**Task set:**
1. In the column about hiking, what did "outdoors" mean to the writer before this adventure?
2. Please sum up the hiking column in two sentences.

Volume 39,  Issue 12,  December 2004

FromtheFabricator

Climb That Mountain
    Being Prepared to Face the Peaks and Valleys

by Max Perilstein

Recently, I had the amazing opportunity to go hiking in the mountains with a couple of my good friends. Now anyone who knows me knows that I am not an outdoor type of guy. In fact, until this adventure, “outdoors” for me was the walk from my house to the car in the morning. Anyway, when you find yourself out among the incredible rock formations and overall stunning nature scenes, you think a lot. That’s where this column was hatched. I thought about 2004 and the comeback that seemingly hit our industry. In much of the country business was trending up and commercial building was starting to rock-n-roll.

About halfway through our journey we took a wrong trail and ended up pretty much in a dead end valley. So we had to backtrack and then pick up a different path. This is where the correlation to our industry clicked. Things may be going well, but we have to prepare for the possibility of rough terrain.

What Does This All Mean?

**Entries provided:**
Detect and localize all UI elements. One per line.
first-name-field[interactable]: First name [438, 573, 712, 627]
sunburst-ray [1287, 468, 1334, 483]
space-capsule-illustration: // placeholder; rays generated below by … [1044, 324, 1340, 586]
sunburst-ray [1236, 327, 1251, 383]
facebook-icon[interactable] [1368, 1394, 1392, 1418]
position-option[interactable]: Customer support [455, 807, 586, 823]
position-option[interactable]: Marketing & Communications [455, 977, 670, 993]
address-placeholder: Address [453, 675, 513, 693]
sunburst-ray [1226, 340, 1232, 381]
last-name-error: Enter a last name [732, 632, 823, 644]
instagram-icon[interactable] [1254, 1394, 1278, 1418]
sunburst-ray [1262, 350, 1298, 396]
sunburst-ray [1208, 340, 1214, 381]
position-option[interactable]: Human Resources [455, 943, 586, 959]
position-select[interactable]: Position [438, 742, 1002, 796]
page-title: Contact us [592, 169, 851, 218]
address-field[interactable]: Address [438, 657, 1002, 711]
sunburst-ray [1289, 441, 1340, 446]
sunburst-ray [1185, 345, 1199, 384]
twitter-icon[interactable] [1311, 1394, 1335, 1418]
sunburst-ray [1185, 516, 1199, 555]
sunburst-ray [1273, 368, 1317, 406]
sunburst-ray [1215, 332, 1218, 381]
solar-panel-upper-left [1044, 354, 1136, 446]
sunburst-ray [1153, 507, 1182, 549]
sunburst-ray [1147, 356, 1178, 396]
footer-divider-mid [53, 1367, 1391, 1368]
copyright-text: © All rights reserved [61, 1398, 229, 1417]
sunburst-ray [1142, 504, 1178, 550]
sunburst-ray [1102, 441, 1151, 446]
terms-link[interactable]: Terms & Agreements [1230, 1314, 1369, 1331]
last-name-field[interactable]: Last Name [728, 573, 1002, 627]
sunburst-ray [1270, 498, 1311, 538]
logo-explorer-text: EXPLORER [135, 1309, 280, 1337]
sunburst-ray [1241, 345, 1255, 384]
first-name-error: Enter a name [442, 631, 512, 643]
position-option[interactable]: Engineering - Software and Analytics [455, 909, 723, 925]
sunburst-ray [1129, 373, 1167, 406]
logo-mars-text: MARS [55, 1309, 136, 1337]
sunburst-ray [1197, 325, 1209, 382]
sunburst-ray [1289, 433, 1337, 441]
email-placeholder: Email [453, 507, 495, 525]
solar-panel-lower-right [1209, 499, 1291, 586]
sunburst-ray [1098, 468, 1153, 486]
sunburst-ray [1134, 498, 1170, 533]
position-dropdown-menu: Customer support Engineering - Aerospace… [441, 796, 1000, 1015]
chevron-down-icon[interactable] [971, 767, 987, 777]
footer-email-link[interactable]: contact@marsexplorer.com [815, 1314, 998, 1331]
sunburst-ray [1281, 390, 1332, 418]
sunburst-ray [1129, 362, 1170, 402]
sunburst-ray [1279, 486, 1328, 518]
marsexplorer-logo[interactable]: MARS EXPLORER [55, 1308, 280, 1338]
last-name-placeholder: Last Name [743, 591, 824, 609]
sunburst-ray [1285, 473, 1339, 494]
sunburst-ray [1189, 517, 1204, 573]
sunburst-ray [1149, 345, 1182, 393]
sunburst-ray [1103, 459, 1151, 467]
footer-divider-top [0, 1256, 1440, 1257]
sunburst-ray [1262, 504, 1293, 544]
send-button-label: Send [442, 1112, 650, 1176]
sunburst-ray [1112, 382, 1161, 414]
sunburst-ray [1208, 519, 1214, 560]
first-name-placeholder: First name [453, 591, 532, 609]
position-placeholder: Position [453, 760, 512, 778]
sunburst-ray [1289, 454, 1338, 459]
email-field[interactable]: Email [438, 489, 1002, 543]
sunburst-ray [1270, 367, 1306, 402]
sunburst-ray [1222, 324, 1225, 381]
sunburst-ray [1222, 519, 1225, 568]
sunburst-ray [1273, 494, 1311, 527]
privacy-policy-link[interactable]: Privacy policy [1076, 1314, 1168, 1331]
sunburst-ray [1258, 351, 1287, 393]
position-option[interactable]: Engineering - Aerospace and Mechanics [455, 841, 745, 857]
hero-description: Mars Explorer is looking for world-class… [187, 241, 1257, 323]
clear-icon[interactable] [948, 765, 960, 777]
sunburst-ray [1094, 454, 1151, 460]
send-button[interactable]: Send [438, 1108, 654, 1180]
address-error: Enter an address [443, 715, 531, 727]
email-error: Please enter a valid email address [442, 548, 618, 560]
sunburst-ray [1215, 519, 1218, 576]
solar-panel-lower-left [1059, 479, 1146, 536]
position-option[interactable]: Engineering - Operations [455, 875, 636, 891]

**Exercise solutions:**
1. The walk from the house to the car in the morning.

2. While hiking in the mountains with friends, the writer, who is not an outdoor type, reflected on 2004 and the comeback in the industry, with business trending up and commercial building starting to take off. Taking a wrong trail into a dead-end valley and having to backtrack led to the point that even when things are going well, the industry has to prepare for rough terrain.